**TASK TO COMPLETE:** Within the listing below, locate all lines containing the word "color". Copy each one.

Data listing:
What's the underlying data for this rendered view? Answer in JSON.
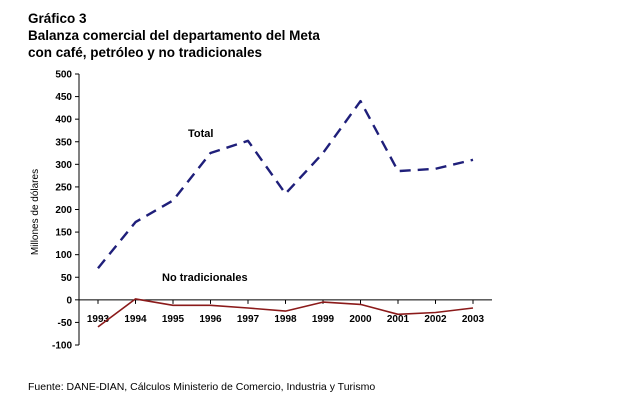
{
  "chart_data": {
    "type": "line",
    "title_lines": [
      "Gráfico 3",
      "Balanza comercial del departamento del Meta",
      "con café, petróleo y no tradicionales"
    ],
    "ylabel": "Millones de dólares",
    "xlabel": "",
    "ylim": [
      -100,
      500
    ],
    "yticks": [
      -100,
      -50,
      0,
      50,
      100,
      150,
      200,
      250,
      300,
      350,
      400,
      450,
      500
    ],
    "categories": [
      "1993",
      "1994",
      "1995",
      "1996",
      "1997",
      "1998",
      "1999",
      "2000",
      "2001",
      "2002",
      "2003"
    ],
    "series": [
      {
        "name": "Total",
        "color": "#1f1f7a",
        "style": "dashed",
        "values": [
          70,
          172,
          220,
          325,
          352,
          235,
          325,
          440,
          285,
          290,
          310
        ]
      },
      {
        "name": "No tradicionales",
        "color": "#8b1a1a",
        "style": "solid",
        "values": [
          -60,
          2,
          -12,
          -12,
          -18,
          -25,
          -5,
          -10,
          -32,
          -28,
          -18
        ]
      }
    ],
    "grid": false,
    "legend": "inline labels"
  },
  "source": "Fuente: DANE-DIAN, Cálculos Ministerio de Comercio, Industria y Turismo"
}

--

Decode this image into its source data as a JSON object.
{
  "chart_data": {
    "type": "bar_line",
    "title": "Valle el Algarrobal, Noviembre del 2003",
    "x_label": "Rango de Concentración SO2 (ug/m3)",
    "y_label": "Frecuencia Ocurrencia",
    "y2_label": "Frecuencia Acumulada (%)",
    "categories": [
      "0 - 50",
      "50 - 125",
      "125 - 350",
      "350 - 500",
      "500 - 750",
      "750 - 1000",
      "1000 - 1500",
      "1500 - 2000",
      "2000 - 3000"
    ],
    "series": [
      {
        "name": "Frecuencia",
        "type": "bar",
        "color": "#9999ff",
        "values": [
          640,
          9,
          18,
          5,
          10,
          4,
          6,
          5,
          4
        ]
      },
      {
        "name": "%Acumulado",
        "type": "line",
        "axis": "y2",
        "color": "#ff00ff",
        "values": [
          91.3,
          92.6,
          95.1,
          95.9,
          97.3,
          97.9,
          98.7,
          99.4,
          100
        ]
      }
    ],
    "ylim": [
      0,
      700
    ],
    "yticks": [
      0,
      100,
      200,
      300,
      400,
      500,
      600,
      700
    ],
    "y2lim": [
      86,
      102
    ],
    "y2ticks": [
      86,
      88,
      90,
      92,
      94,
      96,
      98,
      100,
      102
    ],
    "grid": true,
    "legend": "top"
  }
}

**COMPLETE OUTPUT:**
        "color": "#1f1f7a",
        "color": "#8b1a1a",
        "color": "#9999ff",
        "color": "#ff00ff",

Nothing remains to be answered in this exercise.